Problem to work on: Which lines hold the word "STRESS"? Copy each of them from the material.

[Start The data]

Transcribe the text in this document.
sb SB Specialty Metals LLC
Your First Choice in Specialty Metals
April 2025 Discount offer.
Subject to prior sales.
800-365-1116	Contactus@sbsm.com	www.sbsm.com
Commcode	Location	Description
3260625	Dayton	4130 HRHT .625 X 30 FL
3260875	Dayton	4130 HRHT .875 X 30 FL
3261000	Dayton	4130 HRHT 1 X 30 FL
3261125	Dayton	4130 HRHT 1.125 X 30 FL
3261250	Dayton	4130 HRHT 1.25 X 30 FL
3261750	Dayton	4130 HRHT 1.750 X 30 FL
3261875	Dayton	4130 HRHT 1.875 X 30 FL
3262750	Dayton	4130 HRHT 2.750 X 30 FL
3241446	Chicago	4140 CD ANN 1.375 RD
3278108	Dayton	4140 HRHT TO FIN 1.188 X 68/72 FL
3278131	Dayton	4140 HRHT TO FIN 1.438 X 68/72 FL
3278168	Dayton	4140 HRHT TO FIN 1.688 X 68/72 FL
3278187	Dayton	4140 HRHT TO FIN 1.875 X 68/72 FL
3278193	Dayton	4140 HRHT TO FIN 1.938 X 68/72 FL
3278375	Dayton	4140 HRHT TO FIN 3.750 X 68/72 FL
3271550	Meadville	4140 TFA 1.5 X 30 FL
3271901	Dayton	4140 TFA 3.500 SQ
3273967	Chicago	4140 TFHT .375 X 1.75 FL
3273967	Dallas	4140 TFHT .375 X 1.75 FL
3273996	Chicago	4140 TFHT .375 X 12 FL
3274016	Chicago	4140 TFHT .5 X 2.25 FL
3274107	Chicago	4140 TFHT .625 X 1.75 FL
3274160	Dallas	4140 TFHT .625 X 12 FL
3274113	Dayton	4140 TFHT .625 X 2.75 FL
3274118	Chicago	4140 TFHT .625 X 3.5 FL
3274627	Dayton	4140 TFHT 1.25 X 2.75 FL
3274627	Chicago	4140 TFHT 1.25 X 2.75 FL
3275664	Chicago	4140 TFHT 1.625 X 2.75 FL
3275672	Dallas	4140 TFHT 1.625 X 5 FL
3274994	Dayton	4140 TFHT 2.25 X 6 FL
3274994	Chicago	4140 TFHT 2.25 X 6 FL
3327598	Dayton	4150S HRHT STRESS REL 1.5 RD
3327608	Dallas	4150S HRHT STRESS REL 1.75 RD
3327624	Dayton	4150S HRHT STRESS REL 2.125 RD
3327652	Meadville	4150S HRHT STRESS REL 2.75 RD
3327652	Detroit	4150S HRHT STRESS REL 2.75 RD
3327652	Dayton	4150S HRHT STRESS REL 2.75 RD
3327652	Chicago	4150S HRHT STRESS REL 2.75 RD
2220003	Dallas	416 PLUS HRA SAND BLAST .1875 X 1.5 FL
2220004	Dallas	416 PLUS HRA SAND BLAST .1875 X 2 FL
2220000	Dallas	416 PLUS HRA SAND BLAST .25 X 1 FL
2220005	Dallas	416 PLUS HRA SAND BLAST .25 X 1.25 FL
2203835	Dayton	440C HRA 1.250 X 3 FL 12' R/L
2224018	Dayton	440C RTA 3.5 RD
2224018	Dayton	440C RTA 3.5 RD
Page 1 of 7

[End The data]

Problem solution:
3327598	Dayton	4150S HRHT STRESS REL 1.5 RD
3327608	Dallas	4150S HRHT STRESS REL 1.75 RD
3327624	Dayton	4150S HRHT STRESS REL 2.125 RD
3327652	Meadville	4150S HRHT STRESS REL 2.75 RD
3327652	Detroit	4150S HRHT STRESS REL 2.75 RD
3327652	Dayton	4150S HRHT STRESS REL 2.75 RD
3327652	Chicago	4150S HRHT STRESS REL 2.75 RD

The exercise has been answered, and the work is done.